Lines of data

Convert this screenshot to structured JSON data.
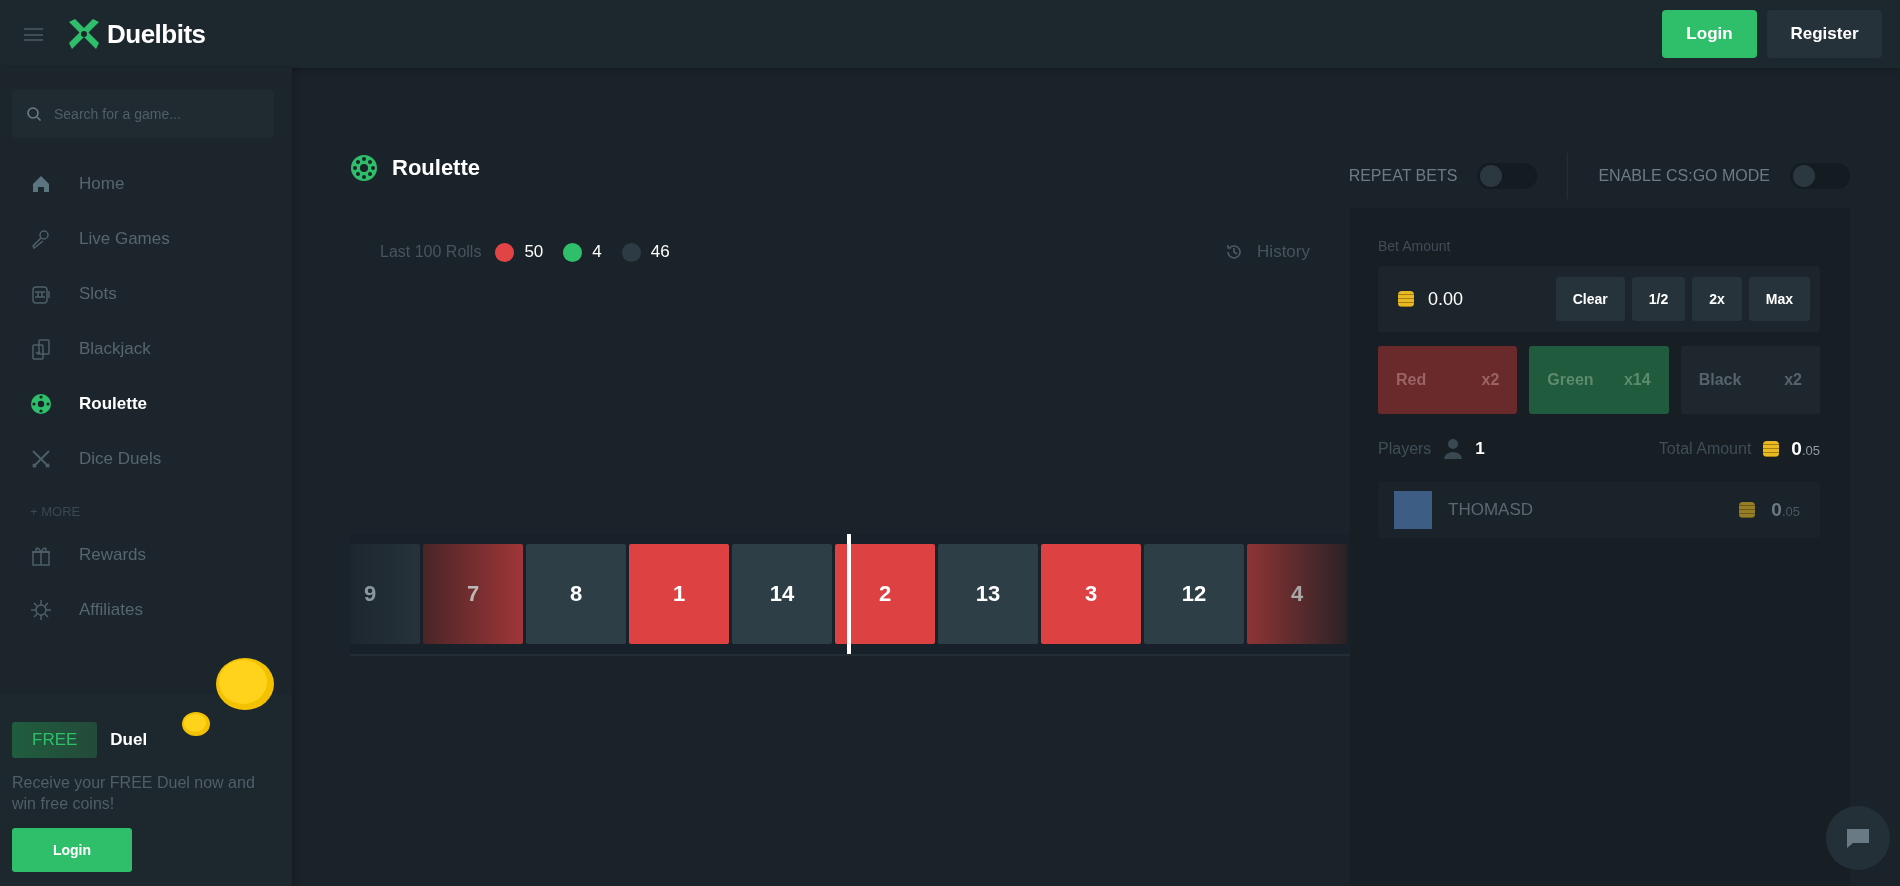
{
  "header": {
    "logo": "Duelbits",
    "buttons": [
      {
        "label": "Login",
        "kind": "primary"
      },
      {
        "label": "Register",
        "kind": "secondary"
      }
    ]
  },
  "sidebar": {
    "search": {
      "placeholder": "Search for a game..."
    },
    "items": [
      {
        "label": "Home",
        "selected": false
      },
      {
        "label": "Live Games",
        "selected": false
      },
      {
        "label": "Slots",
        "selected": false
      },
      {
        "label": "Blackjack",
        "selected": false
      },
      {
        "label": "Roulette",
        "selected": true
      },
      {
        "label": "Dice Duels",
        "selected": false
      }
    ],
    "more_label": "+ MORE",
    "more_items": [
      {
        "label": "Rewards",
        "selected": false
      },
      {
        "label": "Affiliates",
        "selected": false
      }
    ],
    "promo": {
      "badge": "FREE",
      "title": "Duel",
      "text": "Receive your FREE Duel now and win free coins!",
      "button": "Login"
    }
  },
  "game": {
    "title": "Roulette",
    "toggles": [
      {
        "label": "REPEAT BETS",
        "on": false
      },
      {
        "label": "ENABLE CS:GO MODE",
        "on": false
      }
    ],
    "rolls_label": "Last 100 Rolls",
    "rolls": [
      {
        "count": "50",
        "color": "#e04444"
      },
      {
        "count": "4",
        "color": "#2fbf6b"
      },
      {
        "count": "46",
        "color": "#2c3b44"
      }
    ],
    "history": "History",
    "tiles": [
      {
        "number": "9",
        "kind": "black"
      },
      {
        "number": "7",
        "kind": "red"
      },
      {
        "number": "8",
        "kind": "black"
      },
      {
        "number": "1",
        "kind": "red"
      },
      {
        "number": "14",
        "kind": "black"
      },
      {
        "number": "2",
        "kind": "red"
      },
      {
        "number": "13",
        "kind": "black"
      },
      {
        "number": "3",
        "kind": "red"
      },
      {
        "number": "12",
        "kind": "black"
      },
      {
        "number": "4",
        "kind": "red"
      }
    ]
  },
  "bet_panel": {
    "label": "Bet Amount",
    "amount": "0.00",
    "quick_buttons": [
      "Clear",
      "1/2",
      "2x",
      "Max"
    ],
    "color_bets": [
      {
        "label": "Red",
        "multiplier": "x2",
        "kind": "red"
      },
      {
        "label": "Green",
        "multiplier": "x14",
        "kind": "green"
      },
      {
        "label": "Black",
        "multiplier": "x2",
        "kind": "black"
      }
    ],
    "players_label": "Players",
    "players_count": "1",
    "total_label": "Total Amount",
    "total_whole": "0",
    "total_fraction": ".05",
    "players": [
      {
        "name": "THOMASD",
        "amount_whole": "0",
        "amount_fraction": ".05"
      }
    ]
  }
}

» **TASK BRIEF**
Without including the pictures, reproduce all entries exactly.

» **FINISHED ANSWER**
Convert this screenshot to structured JSON data.
{
  "header": {
    "logo": "Duelbits",
    "buttons": [
      {
        "label": "Login",
        "kind": "primary"
      },
      {
        "label": "Register",
        "kind": "secondary"
      }
    ]
  },
  "sidebar": {
    "search": {
      "placeholder": "Search for a game..."
    },
    "items": [
      {
        "label": "Home",
        "selected": false
      },
      {
        "label": "Live Games",
        "selected": false
      },
      {
        "label": "Slots",
        "selected": false
      },
      {
        "label": "Blackjack",
        "selected": false
      },
      {
        "label": "Roulette",
        "selected": true
      },
      {
        "label": "Dice Duels",
        "selected": false
      }
    ],
    "more_label": "+ MORE",
    "more_items": [
      {
        "label": "Rewards",
        "selected": false
      },
      {
        "label": "Affiliates",
        "selected": false
      }
    ],
    "promo": {
      "badge": "FREE",
      "title": "Duel",
      "text": "Receive your FREE Duel now and win free coins!",
      "button": "Login"
    }
  },
  "game": {
    "title": "Roulette",
    "toggles": [
      {
        "label": "REPEAT BETS",
        "on": false
      },
      {
        "label": "ENABLE CS:GO MODE",
        "on": false
      }
    ],
    "rolls_label": "Last 100 Rolls",
    "rolls": [
      {
        "count": "50",
        "color": "#e04444"
      },
      {
        "count": "4",
        "color": "#2fbf6b"
      },
      {
        "count": "46",
        "color": "#2c3b44"
      }
    ],
    "history": "History",
    "tiles": [
      {
        "number": "9",
        "kind": "black"
      },
      {
        "number": "7",
        "kind": "red"
      },
      {
        "number": "8",
        "kind": "black"
      },
      {
        "number": "1",
        "kind": "red"
      },
      {
        "number": "14",
        "kind": "black"
      },
      {
        "number": "2",
        "kind": "red"
      },
      {
        "number": "13",
        "kind": "black"
      },
      {
        "number": "3",
        "kind": "red"
      },
      {
        "number": "12",
        "kind": "black"
      },
      {
        "number": "4",
        "kind": "red"
      }
    ]
  },
  "bet_panel": {
    "label": "Bet Amount",
    "amount": "0.00",
    "quick_buttons": [
      "Clear",
      "1/2",
      "2x",
      "Max"
    ],
    "color_bets": [
      {
        "label": "Red",
        "multiplier": "x2",
        "kind": "red"
      },
      {
        "label": "Green",
        "multiplier": "x14",
        "kind": "green"
      },
      {
        "label": "Black",
        "multiplier": "x2",
        "kind": "black"
      }
    ],
    "players_label": "Players",
    "players_count": "1",
    "total_label": "Total Amount",
    "total_whole": "0",
    "total_fraction": ".05",
    "players": [
      {
        "name": "THOMASD",
        "amount_whole": "0",
        "amount_fraction": ".05"
      }
    ]
  }
}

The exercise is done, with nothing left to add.